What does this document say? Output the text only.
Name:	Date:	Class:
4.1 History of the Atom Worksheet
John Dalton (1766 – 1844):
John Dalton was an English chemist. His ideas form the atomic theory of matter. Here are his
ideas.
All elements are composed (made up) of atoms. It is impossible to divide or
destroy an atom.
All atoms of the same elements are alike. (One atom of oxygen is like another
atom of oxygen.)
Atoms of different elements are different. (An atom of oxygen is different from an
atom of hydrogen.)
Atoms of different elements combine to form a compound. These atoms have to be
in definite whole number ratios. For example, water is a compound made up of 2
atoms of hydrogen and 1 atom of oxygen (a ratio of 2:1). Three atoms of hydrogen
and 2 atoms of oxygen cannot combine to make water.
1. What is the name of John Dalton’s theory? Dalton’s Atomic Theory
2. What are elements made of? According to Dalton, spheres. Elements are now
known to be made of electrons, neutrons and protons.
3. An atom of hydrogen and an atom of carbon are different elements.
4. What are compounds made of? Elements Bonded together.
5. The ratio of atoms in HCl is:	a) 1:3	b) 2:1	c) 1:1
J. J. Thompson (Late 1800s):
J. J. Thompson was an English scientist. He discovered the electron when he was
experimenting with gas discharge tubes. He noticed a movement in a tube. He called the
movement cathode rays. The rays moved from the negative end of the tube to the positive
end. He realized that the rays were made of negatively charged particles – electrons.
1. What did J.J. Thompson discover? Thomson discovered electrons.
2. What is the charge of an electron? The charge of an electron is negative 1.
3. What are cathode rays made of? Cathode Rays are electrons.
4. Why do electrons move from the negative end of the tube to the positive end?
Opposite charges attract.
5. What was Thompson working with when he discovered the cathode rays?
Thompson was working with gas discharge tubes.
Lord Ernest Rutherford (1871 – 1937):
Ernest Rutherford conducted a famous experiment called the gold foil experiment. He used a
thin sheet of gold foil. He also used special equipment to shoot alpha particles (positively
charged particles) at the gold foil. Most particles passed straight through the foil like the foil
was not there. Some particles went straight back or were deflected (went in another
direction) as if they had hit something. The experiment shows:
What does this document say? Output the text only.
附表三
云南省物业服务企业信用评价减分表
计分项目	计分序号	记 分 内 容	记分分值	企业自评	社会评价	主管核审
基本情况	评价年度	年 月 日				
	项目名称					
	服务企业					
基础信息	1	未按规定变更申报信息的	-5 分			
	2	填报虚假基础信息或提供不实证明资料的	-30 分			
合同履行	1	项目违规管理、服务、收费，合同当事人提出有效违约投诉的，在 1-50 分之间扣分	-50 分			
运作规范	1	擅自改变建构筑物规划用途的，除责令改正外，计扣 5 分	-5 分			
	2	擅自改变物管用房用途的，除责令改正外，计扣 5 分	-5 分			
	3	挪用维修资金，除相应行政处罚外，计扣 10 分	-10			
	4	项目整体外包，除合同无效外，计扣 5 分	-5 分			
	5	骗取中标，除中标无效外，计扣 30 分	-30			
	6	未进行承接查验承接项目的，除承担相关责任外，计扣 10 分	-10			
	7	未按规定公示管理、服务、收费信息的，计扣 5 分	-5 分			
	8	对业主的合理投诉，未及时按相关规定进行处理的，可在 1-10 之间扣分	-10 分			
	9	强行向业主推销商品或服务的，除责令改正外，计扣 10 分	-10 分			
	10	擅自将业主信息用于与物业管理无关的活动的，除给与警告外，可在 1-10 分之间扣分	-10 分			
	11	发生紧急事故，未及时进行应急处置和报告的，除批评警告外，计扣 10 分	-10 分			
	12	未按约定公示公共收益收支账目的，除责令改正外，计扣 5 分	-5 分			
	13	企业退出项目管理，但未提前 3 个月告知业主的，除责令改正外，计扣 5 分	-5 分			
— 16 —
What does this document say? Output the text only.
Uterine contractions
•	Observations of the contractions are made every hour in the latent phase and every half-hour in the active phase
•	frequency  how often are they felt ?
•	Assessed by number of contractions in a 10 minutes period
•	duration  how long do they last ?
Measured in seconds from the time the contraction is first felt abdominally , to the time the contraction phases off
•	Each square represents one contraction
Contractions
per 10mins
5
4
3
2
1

——————

## The task
Isolate each line of the listing above that includes "Ernest". Copy it.

## Exercise response
Lord Ernest Rutherford (1871 – 1937):
Ernest Rutherford conducted a famous experiment called the gold foil experiment. He used a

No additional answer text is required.